**WHAT YOU SHOULD DO:**
Collect every line of the records that contains the string "logo". Matching is case-sensitive.

○ ○ ○ ○ ○ ○ ○

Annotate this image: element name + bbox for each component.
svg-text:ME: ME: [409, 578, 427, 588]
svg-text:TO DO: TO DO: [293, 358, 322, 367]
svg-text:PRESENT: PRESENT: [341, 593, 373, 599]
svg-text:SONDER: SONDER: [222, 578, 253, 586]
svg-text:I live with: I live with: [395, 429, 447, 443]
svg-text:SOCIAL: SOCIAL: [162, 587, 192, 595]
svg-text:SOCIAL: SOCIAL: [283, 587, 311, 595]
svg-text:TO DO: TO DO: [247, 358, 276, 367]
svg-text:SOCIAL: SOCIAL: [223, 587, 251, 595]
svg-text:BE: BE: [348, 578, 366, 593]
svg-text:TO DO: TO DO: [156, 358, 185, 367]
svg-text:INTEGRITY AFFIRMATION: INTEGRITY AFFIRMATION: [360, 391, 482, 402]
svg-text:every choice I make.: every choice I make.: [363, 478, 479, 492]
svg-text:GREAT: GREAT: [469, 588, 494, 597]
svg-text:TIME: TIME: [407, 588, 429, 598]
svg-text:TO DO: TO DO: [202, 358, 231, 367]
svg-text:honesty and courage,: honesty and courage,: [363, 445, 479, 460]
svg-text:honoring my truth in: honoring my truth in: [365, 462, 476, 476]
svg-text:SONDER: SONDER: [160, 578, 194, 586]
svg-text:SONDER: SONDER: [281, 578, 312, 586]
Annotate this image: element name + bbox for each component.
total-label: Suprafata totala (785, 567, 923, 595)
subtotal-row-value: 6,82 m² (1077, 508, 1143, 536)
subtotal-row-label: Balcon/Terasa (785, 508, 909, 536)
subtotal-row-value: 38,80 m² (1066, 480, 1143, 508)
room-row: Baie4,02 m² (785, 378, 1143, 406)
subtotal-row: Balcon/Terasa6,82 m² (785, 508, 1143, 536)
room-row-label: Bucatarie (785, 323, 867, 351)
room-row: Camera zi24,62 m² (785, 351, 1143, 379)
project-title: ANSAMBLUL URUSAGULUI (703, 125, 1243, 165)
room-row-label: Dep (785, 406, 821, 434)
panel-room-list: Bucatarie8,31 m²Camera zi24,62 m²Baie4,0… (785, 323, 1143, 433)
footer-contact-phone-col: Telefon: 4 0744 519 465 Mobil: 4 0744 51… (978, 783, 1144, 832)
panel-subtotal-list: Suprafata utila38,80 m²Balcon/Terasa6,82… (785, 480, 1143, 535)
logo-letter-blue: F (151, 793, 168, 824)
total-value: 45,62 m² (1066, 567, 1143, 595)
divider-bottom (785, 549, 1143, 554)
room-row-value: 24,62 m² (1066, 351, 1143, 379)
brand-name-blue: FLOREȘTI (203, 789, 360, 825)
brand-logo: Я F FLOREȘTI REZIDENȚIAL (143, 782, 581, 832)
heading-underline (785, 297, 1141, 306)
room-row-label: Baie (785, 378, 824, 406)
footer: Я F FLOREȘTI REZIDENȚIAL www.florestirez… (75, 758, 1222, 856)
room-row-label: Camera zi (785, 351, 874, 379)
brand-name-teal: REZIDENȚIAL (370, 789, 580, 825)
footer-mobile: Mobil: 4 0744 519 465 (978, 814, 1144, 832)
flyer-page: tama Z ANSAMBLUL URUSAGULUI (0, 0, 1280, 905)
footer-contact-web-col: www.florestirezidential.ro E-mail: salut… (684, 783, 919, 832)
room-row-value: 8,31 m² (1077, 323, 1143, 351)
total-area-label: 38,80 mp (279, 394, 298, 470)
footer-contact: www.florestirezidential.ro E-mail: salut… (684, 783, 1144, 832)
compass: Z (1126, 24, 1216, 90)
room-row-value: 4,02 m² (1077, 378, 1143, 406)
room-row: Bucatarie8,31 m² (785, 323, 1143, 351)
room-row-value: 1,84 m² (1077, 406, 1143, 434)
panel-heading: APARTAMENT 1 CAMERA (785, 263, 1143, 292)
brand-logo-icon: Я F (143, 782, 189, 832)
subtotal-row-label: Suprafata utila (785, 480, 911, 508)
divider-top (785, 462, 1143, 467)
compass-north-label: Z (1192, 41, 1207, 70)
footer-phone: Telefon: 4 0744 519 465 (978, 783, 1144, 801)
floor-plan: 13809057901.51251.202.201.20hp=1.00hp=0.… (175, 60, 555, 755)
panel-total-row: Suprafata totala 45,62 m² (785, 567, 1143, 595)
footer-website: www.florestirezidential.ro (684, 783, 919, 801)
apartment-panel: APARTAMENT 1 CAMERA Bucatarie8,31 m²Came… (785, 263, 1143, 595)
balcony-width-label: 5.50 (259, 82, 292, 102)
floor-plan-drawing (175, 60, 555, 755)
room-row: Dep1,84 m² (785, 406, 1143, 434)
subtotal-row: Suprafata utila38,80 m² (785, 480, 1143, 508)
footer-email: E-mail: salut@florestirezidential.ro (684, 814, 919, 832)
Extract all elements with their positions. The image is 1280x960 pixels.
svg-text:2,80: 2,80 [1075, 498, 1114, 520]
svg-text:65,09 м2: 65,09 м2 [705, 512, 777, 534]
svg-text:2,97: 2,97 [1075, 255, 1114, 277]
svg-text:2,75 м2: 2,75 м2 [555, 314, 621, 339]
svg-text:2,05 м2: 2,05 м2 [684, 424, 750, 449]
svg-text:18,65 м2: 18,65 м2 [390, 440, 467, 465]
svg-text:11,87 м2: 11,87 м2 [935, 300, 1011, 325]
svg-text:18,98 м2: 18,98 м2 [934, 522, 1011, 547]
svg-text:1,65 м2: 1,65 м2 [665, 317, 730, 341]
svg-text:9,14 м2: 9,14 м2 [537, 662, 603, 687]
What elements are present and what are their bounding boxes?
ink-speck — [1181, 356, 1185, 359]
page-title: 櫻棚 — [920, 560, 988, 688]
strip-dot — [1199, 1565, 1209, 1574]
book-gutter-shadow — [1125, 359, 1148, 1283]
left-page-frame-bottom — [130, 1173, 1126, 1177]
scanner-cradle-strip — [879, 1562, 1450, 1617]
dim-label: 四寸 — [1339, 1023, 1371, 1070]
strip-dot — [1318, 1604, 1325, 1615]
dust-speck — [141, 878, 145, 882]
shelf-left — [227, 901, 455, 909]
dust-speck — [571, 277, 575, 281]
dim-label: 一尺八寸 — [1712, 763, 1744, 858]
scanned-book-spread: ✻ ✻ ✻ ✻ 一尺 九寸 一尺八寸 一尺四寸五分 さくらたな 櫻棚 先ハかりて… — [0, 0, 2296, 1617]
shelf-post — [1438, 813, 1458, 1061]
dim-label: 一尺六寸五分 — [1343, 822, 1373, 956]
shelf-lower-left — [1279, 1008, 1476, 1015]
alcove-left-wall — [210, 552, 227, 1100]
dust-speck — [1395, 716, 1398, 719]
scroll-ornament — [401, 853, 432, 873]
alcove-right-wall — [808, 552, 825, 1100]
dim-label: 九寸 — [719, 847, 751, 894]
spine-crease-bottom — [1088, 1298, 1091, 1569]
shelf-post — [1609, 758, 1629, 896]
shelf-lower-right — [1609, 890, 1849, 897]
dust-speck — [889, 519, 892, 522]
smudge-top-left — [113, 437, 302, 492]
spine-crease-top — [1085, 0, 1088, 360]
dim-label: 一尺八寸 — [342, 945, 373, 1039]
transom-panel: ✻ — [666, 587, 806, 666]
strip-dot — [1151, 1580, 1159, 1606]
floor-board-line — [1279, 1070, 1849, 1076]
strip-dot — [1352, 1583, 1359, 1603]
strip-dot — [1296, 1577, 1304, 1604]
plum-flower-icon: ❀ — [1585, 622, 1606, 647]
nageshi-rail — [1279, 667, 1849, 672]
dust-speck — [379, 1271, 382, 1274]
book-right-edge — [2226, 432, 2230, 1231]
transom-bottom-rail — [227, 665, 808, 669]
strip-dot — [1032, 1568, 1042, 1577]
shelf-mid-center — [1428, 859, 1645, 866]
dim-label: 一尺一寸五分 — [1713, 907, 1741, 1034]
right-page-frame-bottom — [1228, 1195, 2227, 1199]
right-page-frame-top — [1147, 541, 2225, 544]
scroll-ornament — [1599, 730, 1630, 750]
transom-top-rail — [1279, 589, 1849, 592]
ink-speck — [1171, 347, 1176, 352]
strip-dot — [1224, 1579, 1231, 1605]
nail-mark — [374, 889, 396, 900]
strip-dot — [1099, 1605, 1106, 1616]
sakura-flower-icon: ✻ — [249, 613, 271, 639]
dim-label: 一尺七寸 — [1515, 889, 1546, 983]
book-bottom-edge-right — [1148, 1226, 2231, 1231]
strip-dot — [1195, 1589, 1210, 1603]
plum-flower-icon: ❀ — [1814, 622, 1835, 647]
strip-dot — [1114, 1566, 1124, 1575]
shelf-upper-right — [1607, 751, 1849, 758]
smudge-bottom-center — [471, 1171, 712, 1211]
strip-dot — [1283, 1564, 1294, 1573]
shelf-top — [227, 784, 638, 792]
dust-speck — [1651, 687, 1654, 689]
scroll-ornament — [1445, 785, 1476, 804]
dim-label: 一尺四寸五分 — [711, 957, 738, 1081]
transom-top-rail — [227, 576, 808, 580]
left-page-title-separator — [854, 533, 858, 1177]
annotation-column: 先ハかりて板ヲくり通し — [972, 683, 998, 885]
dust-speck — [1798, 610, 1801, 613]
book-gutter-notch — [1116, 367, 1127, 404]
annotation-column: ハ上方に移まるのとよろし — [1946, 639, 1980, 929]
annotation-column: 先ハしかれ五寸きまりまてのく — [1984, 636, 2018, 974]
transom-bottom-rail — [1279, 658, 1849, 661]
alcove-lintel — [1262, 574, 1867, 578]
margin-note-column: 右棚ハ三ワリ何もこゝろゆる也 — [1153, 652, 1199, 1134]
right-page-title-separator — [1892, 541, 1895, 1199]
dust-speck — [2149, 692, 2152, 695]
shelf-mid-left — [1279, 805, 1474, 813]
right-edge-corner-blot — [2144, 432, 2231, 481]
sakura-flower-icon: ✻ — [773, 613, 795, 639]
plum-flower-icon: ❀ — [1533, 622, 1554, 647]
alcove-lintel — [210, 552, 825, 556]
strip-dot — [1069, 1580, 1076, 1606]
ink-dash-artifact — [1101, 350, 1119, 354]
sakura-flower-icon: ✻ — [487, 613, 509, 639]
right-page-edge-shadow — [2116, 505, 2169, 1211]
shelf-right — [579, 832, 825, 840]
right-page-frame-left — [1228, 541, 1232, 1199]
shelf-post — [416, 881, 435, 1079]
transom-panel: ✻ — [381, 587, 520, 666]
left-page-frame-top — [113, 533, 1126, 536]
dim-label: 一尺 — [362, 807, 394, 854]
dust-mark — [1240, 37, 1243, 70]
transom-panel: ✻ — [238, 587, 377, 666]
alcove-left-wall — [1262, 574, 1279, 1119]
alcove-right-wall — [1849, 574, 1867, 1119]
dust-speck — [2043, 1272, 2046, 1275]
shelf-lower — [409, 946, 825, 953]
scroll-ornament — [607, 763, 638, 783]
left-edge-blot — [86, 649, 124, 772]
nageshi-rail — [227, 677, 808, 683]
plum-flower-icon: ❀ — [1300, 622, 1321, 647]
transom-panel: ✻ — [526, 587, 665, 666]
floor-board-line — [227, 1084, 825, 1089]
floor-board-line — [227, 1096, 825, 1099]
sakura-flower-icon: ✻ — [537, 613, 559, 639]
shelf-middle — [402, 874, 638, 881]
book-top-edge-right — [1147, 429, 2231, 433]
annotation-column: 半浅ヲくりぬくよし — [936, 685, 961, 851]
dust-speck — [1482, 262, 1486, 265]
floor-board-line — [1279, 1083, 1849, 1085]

○ ○ ○ ○ ○ ○ ○

**EXERCISE RESPONSE:**
logo-letter-blue: F (151, 793, 168, 824)
brand-logo: Я F FLOREȘTI REZIDENȚIAL (143, 782, 581, 832)
brand-logo-icon: Я F (143, 782, 189, 832)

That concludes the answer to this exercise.